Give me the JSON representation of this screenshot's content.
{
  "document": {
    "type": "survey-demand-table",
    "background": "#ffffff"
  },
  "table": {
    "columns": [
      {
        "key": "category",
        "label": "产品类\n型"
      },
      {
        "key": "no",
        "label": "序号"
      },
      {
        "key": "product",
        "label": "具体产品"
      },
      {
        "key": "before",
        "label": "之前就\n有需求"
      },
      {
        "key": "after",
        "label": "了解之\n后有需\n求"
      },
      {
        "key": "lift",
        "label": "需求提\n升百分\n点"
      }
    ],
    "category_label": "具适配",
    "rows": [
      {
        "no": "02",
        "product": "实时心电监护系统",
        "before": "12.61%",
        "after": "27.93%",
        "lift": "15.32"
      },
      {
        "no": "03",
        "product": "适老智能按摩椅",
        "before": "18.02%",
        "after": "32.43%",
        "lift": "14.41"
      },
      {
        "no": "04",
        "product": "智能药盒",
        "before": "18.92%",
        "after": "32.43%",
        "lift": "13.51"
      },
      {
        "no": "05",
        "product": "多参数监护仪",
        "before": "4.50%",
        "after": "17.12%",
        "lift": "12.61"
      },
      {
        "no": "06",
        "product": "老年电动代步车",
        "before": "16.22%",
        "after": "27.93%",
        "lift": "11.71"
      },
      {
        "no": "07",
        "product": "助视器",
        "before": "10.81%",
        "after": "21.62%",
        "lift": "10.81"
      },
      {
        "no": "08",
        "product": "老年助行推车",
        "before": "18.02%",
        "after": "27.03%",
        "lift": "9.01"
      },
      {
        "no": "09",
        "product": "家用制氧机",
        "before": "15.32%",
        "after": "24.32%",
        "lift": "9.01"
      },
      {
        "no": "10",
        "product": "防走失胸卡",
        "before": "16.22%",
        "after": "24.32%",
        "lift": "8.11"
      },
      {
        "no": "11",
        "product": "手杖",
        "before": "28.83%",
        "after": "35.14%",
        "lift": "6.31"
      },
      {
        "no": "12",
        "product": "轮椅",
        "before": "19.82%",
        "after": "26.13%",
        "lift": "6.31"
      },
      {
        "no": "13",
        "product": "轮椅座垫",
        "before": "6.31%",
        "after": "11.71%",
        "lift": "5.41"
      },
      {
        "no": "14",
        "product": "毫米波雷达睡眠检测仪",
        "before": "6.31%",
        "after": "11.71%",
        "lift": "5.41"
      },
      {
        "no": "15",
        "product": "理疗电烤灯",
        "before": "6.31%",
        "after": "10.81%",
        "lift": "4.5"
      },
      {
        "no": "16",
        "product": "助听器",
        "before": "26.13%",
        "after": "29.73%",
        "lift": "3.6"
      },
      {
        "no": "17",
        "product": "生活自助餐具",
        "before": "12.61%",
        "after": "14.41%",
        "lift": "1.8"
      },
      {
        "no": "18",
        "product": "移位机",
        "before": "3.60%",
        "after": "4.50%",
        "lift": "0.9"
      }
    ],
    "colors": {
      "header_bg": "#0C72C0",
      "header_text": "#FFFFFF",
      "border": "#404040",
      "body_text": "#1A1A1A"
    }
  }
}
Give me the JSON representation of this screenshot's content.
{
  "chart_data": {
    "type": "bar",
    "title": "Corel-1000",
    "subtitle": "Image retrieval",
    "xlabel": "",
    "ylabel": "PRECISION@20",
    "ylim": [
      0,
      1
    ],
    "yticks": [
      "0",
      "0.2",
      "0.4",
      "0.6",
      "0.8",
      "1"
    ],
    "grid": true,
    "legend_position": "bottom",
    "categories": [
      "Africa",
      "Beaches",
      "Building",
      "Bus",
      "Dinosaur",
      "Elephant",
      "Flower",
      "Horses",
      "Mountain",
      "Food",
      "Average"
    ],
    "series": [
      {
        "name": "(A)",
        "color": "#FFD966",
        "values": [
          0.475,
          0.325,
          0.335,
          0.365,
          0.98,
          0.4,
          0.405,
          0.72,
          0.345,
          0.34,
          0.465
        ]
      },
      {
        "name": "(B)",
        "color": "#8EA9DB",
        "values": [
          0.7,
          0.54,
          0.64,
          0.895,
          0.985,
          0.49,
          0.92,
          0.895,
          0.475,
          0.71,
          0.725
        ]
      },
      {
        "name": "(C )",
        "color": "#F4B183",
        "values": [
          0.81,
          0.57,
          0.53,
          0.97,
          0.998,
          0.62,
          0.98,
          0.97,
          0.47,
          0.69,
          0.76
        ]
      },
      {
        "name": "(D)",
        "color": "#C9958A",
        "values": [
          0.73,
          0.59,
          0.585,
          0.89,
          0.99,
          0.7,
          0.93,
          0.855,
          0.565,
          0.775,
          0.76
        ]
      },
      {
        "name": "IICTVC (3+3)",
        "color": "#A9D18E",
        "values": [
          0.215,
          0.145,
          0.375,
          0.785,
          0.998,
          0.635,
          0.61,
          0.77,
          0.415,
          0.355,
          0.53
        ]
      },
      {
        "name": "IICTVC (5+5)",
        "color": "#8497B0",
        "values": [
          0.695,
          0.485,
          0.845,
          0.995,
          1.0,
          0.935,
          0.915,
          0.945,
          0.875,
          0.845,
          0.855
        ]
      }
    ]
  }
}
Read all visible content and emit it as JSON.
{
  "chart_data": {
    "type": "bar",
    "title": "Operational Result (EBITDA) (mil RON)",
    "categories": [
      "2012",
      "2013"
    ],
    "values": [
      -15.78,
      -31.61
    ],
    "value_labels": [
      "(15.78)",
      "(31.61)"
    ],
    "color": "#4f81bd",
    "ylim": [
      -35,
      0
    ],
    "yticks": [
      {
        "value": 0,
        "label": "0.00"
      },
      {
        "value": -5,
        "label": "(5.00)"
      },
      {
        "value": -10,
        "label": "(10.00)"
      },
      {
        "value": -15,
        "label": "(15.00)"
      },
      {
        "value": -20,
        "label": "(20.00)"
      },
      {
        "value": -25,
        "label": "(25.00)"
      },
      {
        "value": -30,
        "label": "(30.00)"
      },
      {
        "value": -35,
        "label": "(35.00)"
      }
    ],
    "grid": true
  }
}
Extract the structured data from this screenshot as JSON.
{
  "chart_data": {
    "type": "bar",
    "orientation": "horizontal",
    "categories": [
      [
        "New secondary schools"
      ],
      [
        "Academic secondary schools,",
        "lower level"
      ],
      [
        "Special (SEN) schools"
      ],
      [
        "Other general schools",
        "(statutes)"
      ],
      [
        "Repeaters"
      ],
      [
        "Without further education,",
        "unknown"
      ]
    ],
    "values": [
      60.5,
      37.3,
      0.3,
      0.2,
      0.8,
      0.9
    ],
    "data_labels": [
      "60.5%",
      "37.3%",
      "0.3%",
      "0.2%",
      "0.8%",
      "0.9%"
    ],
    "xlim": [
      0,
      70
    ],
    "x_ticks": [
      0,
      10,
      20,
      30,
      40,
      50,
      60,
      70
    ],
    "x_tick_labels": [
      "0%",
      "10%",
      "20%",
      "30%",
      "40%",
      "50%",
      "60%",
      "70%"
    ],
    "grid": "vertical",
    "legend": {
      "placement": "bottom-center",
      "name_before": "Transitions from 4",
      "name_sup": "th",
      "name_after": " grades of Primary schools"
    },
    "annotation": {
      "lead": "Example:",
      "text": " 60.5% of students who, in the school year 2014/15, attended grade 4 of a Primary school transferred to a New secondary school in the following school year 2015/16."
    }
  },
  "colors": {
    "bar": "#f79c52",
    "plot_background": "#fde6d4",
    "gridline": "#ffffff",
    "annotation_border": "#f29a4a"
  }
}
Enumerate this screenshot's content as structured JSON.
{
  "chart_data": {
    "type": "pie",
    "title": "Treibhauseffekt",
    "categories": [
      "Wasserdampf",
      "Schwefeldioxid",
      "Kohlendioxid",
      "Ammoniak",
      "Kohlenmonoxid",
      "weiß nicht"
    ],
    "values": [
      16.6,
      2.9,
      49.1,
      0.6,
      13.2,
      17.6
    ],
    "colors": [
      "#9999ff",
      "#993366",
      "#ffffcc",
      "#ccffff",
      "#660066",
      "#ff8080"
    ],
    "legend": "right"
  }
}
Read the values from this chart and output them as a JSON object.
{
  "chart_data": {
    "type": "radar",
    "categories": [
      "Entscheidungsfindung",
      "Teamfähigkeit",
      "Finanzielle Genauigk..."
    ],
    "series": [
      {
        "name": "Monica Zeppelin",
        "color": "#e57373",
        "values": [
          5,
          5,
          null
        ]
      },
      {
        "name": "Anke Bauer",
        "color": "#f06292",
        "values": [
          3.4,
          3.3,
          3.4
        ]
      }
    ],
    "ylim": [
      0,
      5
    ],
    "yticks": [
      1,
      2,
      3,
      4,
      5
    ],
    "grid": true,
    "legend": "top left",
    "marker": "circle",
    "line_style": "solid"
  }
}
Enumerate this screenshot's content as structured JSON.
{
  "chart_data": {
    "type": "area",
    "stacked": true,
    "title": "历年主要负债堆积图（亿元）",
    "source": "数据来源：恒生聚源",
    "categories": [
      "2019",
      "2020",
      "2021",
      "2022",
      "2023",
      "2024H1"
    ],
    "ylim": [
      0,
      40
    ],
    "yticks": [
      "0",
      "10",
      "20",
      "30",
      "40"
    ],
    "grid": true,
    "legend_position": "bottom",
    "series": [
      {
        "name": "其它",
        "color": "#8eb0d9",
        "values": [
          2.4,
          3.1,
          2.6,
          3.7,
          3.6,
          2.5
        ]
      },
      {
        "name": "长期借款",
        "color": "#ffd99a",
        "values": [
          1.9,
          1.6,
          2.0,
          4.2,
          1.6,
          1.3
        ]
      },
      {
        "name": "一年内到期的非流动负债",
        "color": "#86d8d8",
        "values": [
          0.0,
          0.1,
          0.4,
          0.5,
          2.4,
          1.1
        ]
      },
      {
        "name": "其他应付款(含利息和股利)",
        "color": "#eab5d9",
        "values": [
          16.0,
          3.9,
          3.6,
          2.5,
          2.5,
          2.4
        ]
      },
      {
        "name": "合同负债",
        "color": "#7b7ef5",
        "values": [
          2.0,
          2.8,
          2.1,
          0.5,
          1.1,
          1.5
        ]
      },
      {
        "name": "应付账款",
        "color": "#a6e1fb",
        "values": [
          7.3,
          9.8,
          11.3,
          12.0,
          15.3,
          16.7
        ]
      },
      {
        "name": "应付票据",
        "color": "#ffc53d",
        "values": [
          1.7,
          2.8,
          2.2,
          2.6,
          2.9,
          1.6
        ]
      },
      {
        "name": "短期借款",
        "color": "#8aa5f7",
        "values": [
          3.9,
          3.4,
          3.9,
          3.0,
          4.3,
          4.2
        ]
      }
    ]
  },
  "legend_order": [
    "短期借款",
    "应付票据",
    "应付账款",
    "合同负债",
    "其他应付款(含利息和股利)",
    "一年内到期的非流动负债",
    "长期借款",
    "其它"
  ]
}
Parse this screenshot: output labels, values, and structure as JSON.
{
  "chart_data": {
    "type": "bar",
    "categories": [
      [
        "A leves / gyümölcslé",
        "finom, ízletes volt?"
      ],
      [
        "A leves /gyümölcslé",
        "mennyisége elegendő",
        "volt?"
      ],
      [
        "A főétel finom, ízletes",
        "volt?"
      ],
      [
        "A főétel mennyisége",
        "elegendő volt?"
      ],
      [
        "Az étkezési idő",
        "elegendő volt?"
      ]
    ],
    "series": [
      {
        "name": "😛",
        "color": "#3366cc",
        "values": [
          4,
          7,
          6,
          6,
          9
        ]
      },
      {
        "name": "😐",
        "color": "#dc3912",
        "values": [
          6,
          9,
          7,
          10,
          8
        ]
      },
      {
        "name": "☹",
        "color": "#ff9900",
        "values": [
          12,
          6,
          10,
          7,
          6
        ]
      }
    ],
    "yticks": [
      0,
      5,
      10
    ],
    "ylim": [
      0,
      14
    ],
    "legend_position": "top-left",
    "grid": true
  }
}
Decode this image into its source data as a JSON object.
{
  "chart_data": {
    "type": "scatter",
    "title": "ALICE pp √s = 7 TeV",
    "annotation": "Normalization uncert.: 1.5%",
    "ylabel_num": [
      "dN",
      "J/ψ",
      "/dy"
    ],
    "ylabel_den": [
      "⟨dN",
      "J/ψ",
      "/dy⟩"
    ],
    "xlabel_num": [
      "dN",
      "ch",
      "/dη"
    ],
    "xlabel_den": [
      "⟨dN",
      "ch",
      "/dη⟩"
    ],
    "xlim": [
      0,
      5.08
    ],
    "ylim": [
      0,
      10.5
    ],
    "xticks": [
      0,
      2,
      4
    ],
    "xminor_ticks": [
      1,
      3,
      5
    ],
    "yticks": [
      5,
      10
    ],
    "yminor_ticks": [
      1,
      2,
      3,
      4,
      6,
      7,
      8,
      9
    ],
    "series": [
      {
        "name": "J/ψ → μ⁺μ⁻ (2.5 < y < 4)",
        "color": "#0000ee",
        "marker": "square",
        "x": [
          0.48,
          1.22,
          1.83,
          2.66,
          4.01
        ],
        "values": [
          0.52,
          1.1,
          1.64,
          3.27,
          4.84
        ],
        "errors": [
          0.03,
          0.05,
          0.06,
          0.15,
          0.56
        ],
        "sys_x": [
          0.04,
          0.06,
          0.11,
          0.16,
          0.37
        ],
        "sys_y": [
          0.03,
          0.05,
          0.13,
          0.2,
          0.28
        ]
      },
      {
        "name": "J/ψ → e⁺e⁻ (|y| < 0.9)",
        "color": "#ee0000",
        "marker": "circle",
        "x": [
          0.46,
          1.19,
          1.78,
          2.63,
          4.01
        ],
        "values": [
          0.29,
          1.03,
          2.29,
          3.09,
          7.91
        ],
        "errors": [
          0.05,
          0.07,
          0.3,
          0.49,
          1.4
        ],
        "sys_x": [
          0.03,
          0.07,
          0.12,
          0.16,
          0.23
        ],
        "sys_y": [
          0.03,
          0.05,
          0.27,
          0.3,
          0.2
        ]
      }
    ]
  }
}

════

### Short exercise
Say how many lines in the records contain the string "mennyisége", and say nothing else.

### Response
2